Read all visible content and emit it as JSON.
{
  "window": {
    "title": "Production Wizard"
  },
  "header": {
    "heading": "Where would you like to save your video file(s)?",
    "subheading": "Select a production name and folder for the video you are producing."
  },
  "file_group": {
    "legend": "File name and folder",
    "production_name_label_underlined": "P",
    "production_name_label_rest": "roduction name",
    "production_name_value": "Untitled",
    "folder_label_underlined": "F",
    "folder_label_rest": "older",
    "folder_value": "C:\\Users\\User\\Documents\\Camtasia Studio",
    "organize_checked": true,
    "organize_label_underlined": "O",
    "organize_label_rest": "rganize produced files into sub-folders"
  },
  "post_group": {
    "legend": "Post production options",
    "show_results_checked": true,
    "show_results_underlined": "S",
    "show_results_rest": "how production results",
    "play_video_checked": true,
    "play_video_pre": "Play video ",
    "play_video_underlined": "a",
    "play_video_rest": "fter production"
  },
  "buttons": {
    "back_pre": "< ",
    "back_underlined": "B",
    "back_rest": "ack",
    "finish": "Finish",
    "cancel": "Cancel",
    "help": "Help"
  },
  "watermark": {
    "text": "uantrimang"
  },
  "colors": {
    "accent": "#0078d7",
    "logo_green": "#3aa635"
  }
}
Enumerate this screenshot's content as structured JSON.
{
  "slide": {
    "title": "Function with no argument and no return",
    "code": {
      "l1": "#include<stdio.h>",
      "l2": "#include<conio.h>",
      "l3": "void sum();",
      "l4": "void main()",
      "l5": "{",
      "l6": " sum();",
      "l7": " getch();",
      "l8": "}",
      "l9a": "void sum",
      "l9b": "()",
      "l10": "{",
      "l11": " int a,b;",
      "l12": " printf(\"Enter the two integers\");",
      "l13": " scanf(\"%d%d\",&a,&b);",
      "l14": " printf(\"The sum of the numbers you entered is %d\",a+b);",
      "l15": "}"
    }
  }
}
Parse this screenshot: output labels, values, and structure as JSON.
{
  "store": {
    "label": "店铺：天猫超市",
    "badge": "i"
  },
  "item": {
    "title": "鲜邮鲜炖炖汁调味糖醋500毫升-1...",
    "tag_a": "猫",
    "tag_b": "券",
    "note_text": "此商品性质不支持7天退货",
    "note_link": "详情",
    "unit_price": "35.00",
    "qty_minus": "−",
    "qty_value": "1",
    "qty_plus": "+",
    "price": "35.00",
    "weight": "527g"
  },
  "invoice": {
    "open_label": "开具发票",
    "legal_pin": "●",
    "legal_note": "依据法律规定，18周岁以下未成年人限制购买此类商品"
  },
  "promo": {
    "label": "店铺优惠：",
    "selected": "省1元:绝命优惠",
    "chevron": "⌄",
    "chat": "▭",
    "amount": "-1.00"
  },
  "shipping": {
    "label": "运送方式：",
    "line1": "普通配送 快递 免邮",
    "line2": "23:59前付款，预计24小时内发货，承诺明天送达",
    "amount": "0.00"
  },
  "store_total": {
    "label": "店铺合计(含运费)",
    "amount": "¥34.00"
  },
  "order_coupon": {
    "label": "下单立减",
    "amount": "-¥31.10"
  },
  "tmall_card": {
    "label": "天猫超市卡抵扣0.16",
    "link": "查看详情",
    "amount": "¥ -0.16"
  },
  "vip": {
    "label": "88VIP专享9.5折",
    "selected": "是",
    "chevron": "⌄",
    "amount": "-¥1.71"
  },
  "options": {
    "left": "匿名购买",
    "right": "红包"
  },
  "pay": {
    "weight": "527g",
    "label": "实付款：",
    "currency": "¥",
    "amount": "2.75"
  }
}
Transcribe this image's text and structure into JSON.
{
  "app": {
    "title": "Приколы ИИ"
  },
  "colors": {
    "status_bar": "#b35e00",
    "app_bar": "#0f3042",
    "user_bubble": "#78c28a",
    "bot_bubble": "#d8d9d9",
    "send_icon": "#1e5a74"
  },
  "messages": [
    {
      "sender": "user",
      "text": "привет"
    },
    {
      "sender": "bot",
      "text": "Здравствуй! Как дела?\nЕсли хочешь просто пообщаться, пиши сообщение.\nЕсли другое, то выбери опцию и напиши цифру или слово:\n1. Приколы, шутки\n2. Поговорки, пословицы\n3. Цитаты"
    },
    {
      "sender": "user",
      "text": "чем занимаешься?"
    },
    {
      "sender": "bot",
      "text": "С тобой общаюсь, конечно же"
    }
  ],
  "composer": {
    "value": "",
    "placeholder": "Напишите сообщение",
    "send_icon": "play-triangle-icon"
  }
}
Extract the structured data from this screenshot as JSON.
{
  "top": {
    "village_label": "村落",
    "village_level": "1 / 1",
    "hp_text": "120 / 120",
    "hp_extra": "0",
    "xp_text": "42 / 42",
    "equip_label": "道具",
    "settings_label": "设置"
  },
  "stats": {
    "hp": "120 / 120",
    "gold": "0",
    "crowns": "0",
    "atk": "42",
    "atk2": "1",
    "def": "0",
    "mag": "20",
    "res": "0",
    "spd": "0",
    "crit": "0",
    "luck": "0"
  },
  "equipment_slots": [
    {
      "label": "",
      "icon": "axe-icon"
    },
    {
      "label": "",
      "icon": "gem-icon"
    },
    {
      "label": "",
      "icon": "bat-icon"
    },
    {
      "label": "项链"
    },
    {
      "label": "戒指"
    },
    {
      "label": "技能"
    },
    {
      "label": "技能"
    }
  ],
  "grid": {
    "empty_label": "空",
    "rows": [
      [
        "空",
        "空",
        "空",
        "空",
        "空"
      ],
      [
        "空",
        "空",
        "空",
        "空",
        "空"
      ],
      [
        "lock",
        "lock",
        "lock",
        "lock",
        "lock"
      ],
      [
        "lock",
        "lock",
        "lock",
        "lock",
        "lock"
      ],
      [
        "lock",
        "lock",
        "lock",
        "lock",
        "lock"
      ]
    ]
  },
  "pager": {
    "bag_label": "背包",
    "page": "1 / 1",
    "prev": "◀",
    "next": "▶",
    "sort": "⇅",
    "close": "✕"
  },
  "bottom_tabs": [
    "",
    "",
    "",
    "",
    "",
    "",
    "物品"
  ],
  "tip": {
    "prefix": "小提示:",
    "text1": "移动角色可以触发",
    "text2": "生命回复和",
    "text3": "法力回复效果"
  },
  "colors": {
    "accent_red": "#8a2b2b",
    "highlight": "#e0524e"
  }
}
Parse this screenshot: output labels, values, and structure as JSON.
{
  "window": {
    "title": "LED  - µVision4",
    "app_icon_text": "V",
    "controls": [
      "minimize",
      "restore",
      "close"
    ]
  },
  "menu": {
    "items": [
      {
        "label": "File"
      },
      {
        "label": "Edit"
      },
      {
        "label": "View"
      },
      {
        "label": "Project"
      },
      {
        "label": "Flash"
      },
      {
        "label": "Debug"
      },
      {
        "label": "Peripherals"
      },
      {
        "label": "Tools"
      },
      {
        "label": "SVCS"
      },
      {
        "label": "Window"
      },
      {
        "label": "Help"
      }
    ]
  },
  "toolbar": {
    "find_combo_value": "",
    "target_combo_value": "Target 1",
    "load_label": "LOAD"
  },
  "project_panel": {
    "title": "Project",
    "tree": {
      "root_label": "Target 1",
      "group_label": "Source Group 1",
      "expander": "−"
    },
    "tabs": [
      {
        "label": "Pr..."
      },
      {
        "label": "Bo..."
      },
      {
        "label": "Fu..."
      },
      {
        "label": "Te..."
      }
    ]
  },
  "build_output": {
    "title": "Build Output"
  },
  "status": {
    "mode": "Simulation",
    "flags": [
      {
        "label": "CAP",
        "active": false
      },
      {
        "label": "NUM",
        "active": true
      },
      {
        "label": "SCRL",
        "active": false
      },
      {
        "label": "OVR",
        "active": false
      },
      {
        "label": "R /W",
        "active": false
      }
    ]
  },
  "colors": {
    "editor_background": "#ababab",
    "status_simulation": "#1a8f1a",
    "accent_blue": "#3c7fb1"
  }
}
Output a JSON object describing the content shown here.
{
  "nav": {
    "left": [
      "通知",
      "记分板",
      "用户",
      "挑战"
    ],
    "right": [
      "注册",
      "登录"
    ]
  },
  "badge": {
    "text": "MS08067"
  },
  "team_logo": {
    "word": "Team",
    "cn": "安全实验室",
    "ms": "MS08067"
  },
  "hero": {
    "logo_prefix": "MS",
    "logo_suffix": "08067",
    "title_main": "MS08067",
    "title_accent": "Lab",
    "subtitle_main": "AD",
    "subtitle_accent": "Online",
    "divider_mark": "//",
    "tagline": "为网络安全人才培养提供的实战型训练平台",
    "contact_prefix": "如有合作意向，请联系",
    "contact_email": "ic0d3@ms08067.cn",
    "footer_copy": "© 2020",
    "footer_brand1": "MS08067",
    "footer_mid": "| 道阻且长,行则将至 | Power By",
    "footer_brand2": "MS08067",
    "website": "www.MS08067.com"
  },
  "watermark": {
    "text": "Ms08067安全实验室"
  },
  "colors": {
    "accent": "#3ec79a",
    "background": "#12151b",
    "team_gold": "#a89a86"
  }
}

=====

● What is being asked
Within the entries above, how many lines contain "amount"? Respond with the number only.

● Final answer
7